### Work item
Continue the forum thread about getting classical albums to show up under Classical in Roon, picking up after its last post.

### Passage shown
··········
I have just started a trial - I was expecting my classical collection to appear under Classical but the only albums appearing here are musicals and one Schubert album. The rest are mixed in with rock folk etc.
I assume that your collection is comprised of local music files and folders, rather than added from a streaming service such as Qobuz? If so, then I would check that the file metadata is correct. These help articles should give you an idea of what Roon can use:
Clean up and clarify the metadata/id3 info of your files. Use a program like TagScanner. It’s worth doing properly. Roon will update as you update the files.
Have you set a “Classical” genre tag for your Classical albums? Roon uses that tag for all sorts of Classical treatment of your files that differs from Pop/Rock. If you don’t have many Classical tags set it sounds like you also have a lot of unidentified Classical albums because if roon can identify the Classical albums in its database it will set a Classical tag even if you haven’t.
As others have mentioned, it’s not a hard and fast rule and everyone’s milage differs but in general if you want to get the best out of roon you should try and follow roon tagging best practice as closely as you can. Depending on how much your tagging habits, that you may have built up over many years, differs from what roon is expecting you may need to invest in a substantial retagging effort to get roon to behave how you prefer/expect.
Thanks for all your replies … much appreciated! I embarked on a major tagging exercise a while back so that all of my albums appear as I’d like to see them. [I’ve been using Media Monkey to display my main library]. It seems to be quite at odds with Roon though. However, I can see what I need to change to make everything compatible with Roon now. Regards, Dave
Just here to say that you might check out mp3tag as an alternative for editing metadata. It’s free, so might be worth exploring to see if it addresses any gaps with your current solution. I’m not sure it will, but thought I’d throw it out there. It was recommended by a fellow Roon community member, and I’ve found it very helpful!
Thanks for the reply. I’ve been using mp3tag for a while and it has proved very helpful in tagging my library. My problem is it rather clashes with Roons tagging. Having looked at it, I wish I’d used Roons system - a lot of good thinking has gone into it! I might get around to re-tagging at some stage but there are other ways to find my favourites.
Tagging external to Roon is probably better, Roon does NOT edit your file tags , Any edits you make are stored in Roon’s db.
··········
Stored entries:
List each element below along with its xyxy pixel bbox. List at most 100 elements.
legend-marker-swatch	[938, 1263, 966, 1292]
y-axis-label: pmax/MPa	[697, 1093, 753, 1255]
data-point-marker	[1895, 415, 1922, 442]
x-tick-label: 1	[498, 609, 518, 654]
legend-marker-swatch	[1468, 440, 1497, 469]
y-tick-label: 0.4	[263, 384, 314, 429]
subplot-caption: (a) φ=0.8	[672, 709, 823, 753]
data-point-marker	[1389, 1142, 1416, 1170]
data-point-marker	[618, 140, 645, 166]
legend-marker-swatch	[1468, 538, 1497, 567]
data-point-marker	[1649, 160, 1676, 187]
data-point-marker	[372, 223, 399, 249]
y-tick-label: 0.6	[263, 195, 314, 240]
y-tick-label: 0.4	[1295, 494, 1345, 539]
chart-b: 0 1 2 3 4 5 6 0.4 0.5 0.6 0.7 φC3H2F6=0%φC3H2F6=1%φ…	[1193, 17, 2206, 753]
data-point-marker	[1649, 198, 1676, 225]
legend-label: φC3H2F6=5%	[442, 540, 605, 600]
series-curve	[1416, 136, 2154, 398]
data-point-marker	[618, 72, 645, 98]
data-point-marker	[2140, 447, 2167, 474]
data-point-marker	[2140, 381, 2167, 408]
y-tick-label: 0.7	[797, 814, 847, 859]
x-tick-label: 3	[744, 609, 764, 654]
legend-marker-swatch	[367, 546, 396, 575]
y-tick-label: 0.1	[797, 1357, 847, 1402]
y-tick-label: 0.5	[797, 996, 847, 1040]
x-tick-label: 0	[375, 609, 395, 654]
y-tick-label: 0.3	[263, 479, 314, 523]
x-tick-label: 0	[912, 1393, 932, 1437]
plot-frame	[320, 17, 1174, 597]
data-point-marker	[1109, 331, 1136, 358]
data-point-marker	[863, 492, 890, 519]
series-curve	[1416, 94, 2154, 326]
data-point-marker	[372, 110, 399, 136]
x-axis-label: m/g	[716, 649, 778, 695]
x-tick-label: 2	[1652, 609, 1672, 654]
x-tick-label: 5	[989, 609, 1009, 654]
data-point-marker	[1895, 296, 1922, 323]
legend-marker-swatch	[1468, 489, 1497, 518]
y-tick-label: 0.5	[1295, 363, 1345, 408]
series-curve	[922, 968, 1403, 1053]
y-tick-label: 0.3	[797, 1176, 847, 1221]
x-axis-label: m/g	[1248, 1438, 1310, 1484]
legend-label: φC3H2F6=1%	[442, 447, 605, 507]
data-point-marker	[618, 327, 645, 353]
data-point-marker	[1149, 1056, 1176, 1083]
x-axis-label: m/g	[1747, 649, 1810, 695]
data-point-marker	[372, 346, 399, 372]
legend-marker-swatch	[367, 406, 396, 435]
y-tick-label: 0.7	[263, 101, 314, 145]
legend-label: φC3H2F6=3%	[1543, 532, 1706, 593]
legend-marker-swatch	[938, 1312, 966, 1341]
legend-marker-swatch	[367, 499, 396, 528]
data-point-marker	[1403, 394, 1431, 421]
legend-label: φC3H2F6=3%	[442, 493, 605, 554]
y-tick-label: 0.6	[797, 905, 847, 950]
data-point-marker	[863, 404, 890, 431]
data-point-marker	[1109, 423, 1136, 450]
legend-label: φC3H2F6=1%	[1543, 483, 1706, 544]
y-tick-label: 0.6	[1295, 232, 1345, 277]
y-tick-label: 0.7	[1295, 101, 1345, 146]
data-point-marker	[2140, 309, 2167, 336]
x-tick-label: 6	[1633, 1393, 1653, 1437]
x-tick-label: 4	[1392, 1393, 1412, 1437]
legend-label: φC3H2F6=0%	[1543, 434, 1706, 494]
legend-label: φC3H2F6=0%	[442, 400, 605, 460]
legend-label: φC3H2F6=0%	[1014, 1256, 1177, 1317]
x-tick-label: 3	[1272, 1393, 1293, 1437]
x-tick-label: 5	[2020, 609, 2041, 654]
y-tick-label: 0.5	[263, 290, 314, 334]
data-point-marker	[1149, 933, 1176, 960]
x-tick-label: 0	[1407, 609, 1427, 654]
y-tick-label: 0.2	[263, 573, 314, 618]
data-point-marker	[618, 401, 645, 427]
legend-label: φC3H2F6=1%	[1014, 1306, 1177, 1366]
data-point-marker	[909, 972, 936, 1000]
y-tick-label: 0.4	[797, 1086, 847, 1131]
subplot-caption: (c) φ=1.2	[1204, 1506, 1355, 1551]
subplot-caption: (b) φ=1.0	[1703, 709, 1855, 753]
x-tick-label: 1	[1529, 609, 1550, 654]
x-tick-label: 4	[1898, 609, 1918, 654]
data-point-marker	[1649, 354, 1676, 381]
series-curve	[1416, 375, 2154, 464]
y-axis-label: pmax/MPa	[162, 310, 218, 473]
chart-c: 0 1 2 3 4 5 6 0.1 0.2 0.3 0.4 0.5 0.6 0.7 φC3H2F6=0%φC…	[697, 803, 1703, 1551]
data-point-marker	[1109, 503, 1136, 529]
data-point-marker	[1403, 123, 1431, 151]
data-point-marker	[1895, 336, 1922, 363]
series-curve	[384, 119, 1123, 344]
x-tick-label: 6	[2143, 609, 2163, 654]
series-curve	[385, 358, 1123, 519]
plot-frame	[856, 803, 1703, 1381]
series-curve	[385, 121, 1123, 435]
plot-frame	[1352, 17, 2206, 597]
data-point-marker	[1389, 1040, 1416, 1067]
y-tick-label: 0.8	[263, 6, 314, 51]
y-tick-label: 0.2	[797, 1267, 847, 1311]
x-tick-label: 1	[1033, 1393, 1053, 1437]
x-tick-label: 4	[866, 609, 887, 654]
··········
### Result of the exercise
If you need to use the files with another music player, all your effort will be lost
Maybe read these articles for a better view of Roon.
If I am not mistaken MP3Tag supports Custom Tags which once added Roon will honour if they match Roon’s tag naming
Retagging is super easy and takes a few moments with TagScanner. You can move tags into their proper place in bulk. It’s a 2 minute job.
If you run the free Status Report that comes with SongKong I can probably determine the issue for you, please see here for details.
One issue that messes up some Classical users is that sometimes they break up albums into works so that each folder represents a work rather than complete album, that is going to cause major issue for Roon because its primary matching algorithm requires a folder to represent full album (allowing for subfolders if multi disc album).
is the Roon algorithm proprietary , I would love to know how it’s done in lay terms. I have always wondered
I don’t know for sure but I think main algorithm works in a similar way to how tools such as DbPoweramp work but instead of creating a checksum based on the length and order of each track on a CD, it does a checksum based on the length and order of each digital file. Times not as accurate as a CD but still good enough for many albums (not singles), I know this because that is one of the methods we use in SongKong, but it only works if have complete album and accurate rips of the tracks.
Additionally if songs have been matched by 3rd part tagger, and that tagger actually adds MusicBrainz Ids to the files such as SongKong, Jaikoz or Picard does rather than just the basic metadata then Roon recognizes these ids and accepts these matches without having to search itself for a match.
Roon probably has other methods but I think these are the two main ones.